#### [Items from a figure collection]
===

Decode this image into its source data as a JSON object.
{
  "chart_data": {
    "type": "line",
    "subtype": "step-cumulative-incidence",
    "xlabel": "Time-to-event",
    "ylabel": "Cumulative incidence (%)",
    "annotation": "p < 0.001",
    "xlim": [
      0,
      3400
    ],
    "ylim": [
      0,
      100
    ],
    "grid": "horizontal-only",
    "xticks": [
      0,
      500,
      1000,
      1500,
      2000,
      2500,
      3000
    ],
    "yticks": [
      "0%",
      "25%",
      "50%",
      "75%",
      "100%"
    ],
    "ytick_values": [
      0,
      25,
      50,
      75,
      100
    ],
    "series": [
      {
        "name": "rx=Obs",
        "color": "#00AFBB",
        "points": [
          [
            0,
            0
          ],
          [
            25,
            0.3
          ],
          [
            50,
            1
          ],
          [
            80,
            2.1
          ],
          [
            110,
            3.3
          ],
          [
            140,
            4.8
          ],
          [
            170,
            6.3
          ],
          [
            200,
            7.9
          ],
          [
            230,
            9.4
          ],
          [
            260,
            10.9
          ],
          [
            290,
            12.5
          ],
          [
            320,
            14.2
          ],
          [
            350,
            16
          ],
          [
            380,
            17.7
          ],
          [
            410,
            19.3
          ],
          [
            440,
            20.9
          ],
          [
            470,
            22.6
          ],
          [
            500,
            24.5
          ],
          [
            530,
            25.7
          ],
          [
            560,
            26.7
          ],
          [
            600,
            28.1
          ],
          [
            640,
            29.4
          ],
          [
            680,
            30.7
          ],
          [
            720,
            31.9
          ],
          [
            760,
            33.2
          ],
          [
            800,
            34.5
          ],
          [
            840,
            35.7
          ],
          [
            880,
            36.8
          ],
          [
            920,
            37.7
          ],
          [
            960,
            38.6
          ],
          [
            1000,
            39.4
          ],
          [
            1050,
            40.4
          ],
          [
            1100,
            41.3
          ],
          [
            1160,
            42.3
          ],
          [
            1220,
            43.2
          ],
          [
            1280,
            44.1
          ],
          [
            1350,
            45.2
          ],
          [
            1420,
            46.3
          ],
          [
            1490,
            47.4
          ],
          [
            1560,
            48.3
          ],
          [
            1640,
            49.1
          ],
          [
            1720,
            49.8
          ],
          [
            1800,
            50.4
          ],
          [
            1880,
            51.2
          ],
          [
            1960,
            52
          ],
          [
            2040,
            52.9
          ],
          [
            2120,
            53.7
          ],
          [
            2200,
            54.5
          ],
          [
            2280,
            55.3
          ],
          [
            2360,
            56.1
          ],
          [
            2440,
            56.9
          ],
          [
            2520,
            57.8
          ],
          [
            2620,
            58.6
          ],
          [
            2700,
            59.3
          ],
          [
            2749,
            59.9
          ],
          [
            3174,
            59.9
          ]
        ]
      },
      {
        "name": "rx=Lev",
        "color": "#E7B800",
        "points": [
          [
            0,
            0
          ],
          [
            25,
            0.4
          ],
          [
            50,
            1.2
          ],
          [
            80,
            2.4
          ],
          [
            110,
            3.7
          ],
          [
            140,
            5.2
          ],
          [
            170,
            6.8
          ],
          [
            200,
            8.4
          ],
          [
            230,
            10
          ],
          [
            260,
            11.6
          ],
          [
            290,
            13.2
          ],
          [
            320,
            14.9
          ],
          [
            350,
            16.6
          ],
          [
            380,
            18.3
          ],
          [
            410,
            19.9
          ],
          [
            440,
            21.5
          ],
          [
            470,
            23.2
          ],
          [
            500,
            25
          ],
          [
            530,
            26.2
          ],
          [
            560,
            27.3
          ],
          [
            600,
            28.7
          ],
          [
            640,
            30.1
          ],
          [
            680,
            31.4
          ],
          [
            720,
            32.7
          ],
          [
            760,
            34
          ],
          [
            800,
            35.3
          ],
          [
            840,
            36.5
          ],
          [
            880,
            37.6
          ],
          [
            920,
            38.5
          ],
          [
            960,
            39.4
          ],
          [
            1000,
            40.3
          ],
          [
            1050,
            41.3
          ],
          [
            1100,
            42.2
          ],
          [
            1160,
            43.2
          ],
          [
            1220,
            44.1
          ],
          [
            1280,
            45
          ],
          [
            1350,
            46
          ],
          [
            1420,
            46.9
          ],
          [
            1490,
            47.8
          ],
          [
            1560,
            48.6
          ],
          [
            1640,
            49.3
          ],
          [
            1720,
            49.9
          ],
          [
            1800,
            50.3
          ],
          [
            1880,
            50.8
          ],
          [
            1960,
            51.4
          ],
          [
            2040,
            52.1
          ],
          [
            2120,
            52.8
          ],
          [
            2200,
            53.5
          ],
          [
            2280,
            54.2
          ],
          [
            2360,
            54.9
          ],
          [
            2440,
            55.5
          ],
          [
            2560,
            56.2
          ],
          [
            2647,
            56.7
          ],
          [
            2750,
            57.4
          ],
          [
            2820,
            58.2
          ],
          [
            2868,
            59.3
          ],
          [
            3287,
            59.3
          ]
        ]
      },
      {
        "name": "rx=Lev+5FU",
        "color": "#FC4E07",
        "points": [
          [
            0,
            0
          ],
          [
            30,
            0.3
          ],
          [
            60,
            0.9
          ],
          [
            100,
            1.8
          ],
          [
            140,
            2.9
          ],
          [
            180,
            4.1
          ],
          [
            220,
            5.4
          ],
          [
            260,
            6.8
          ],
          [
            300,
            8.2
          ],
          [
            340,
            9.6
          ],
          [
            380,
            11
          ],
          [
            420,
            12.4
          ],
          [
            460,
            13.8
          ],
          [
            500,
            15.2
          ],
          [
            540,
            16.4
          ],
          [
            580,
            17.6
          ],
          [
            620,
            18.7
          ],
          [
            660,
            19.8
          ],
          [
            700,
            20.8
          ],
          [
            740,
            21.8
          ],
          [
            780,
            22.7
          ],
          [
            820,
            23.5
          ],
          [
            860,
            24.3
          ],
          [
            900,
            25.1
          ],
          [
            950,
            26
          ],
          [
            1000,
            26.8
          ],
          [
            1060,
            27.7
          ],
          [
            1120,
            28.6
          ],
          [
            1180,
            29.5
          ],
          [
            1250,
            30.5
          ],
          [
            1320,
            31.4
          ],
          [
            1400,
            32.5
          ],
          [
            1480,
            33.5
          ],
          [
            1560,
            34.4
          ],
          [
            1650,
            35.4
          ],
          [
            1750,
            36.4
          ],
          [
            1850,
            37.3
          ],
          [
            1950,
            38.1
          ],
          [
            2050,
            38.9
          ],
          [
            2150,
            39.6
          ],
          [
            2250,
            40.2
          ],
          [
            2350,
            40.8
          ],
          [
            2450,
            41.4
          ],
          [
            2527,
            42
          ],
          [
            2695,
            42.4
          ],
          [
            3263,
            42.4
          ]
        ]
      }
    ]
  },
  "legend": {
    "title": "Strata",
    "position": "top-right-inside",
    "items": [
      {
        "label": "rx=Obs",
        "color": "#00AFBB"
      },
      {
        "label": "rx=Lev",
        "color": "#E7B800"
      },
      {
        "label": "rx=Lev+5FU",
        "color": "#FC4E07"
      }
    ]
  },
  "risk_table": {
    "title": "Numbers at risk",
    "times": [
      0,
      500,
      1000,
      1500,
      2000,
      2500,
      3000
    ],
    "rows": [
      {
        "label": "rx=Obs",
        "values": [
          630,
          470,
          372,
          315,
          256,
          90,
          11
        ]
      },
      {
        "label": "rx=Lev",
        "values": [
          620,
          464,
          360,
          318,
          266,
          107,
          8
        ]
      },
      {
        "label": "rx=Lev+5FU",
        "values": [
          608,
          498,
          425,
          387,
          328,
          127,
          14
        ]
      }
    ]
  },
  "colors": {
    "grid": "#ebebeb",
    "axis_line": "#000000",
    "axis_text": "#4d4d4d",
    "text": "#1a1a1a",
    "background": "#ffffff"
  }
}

===

#### [TASK TO COMPLETE]
Count each line above in which the string "incidence" appears, then state only the total.

#### [FINAL RESULT]
2